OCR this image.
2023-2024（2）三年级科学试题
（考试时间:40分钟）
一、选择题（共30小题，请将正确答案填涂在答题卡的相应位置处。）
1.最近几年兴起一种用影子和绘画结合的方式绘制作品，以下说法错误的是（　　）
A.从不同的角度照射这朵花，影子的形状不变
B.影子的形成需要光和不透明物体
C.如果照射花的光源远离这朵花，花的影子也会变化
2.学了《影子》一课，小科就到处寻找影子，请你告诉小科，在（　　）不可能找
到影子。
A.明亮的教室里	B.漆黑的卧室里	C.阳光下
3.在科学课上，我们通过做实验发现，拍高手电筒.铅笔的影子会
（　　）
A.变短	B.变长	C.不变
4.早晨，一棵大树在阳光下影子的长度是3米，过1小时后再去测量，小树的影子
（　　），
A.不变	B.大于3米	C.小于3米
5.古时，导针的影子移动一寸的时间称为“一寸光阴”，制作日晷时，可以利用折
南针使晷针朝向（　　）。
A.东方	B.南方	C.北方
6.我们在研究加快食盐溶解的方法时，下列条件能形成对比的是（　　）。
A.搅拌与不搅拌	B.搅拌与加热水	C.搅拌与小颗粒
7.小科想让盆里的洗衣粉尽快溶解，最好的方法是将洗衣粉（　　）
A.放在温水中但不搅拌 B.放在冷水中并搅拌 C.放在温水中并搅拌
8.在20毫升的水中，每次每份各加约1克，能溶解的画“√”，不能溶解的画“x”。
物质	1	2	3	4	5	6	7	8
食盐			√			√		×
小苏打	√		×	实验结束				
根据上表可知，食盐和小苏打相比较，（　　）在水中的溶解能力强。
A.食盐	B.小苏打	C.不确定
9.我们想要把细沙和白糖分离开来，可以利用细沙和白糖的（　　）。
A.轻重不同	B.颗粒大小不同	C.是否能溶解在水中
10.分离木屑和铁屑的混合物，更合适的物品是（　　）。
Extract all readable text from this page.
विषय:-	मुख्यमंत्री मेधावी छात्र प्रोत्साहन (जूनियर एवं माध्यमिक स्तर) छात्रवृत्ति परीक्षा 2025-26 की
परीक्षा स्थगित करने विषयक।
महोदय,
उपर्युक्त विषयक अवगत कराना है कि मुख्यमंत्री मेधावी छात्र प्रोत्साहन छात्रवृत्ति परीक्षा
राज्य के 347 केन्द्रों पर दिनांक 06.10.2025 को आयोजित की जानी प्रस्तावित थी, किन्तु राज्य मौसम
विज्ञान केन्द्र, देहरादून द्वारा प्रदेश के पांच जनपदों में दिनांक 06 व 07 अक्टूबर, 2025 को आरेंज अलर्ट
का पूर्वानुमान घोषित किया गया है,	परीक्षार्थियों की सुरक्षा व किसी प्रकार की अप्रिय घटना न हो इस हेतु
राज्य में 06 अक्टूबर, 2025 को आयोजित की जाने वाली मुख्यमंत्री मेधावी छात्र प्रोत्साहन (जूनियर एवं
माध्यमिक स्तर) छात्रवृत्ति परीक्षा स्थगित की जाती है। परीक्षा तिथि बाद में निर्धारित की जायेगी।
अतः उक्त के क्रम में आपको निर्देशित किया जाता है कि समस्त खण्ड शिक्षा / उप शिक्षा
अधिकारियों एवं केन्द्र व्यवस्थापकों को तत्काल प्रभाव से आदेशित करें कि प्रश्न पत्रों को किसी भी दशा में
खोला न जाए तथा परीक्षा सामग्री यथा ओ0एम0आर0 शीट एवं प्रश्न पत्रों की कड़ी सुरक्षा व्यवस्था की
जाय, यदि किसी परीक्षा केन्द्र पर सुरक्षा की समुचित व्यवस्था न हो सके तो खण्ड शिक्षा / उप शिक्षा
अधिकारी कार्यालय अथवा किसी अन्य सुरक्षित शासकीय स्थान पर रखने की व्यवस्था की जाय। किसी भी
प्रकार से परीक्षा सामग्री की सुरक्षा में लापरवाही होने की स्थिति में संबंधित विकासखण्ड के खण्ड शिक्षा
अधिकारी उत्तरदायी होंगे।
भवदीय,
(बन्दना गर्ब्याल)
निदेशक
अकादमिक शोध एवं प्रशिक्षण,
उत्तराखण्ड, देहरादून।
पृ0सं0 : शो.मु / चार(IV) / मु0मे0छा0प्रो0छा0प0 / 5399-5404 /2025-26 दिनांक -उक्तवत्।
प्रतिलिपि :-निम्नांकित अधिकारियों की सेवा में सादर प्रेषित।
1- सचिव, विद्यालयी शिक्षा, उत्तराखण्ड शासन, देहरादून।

⁂

Problem to solve => Quote the whole listing above, leaving nothing out.

The reply =>
OCR this image.
2023-2024（2）三年级科学试题
（考试时间:40分钟）
一、选择题（共30小题，请将正确答案填涂在答题卡的相应位置处。）
1.最近几年兴起一种用影子和绘画结合的方式绘制作品，以下说法错误的是（　　）
A.从不同的角度照射这朵花，影子的形状不变
B.影子的形成需要光和不透明物体
C.如果照射花的光源远离这朵花，花的影子也会变化
2.学了《影子》一课，小科就到处寻找影子，请你告诉小科，在（　　）不可能找
到影子。
A.明亮的教室里	B.漆黑的卧室里	C.阳光下
3.在科学课上，我们通过做实验发现，拍高手电筒.铅笔的影子会
（　　）
A.变短	B.变长	C.不变
4.早晨，一棵大树在阳光下影子的长度是3米，过1小时后再去测量，小树的影子
（　　），
A.不变	B.大于3米	C.小于3米
5.古时，导针的影子移动一寸的时间称为“一寸光阴”，制作日晷时，可以利用折
南针使晷针朝向（　　）。
A.东方	B.南方	C.北方
6.我们在研究加快食盐溶解的方法时，下列条件能形成对比的是（　　）。
A.搅拌与不搅拌	B.搅拌与加热水	C.搅拌与小颗粒
7.小科想让盆里的洗衣粉尽快溶解，最好的方法是将洗衣粉（　　）
A.放在温水中但不搅拌 B.放在冷水中并搅拌 C.放在温水中并搅拌
8.在20毫升的水中，每次每份各加约1克，能溶解的画“√”，不能溶解的画“x”。
物质	1	2	3	4	5	6	7	8
食盐			√			√		×
小苏打	√		×	实验结束				
根据上表可知，食盐和小苏打相比较，（　　）在水中的溶解能力强。
A.食盐	B.小苏打	C.不确定
9.我们想要把细沙和白糖分离开来，可以利用细沙和白糖的（　　）。
A.轻重不同	B.颗粒大小不同	C.是否能溶解在水中
10.分离木屑和铁屑的混合物，更合适的物品是（　　）。
Extract all readable text from this page.
विषय:-	मुख्यमंत्री मेधावी छात्र प्रोत्साहन (जूनियर एवं माध्यमिक स्तर) छात्रवृत्ति परीक्षा 2025-26 की
परीक्षा स्थगित करने विषयक।
महोदय,
उपर्युक्त विषयक अवगत कराना है कि मुख्यमंत्री मेधावी छात्र प्रोत्साहन छात्रवृत्ति परीक्षा
राज्य के 347 केन्द्रों पर दिनांक 06.10.2025 को आयोजित की जानी प्रस्तावित थी, किन्तु राज्य मौसम
विज्ञान केन्द्र, देहरादून द्वारा प्रदेश के पांच जनपदों में दिनांक 06 व 07 अक्टूबर, 2025 को आरेंज अलर्ट
का पूर्वानुमान घोषित किया गया है,	परीक्षार्थियों की सुरक्षा व किसी प्रकार की अप्रिय घटना न हो इस हेतु
राज्य में 06 अक्टूबर, 2025 को आयोजित की जाने वाली मुख्यमंत्री मेधावी छात्र प्रोत्साहन (जूनियर एवं
माध्यमिक स्तर) छात्रवृत्ति परीक्षा स्थगित की जाती है। परीक्षा तिथि बाद में निर्धारित की जायेगी।
अतः उक्त के क्रम में आपको निर्देशित किया जाता है कि समस्त खण्ड शिक्षा / उप शिक्षा
अधिकारियों एवं केन्द्र व्यवस्थापकों को तत्काल प्रभाव से आदेशित करें कि प्रश्न पत्रों को किसी भी दशा में
खोला न जाए तथा परीक्षा सामग्री यथा ओ0एम0आर0 शीट एवं प्रश्न पत्रों की कड़ी सुरक्षा व्यवस्था की
जाय, यदि किसी परीक्षा केन्द्र पर सुरक्षा की समुचित व्यवस्था न हो सके तो खण्ड शिक्षा / उप शिक्षा
अधिकारी कार्यालय अथवा किसी अन्य सुरक्षित शासकीय स्थान पर रखने की व्यवस्था की जाय। किसी भी
प्रकार से परीक्षा सामग्री की सुरक्षा में लापरवाही होने की स्थिति में संबंधित विकासखण्ड के खण्ड शिक्षा
अधिकारी उत्तरदायी होंगे।
भवदीय,
(बन्दना गर्ब्याल)
निदेशक
अकादमिक शोध एवं प्रशिक्षण,
उत्तराखण्ड, देहरादून।
पृ0सं0 : शो.मु / चार(IV) / मु0मे0छा0प्रो0छा0प0 / 5399-5404 /2025-26 दिनांक -उक्तवत्।
प्रतिलिपि :-निम्नांकित अधिकारियों की सेवा में सादर प्रेषित।
1- सचिव, विद्यालयी शिक्षा, उत्तराखण्ड शासन, देहरादून।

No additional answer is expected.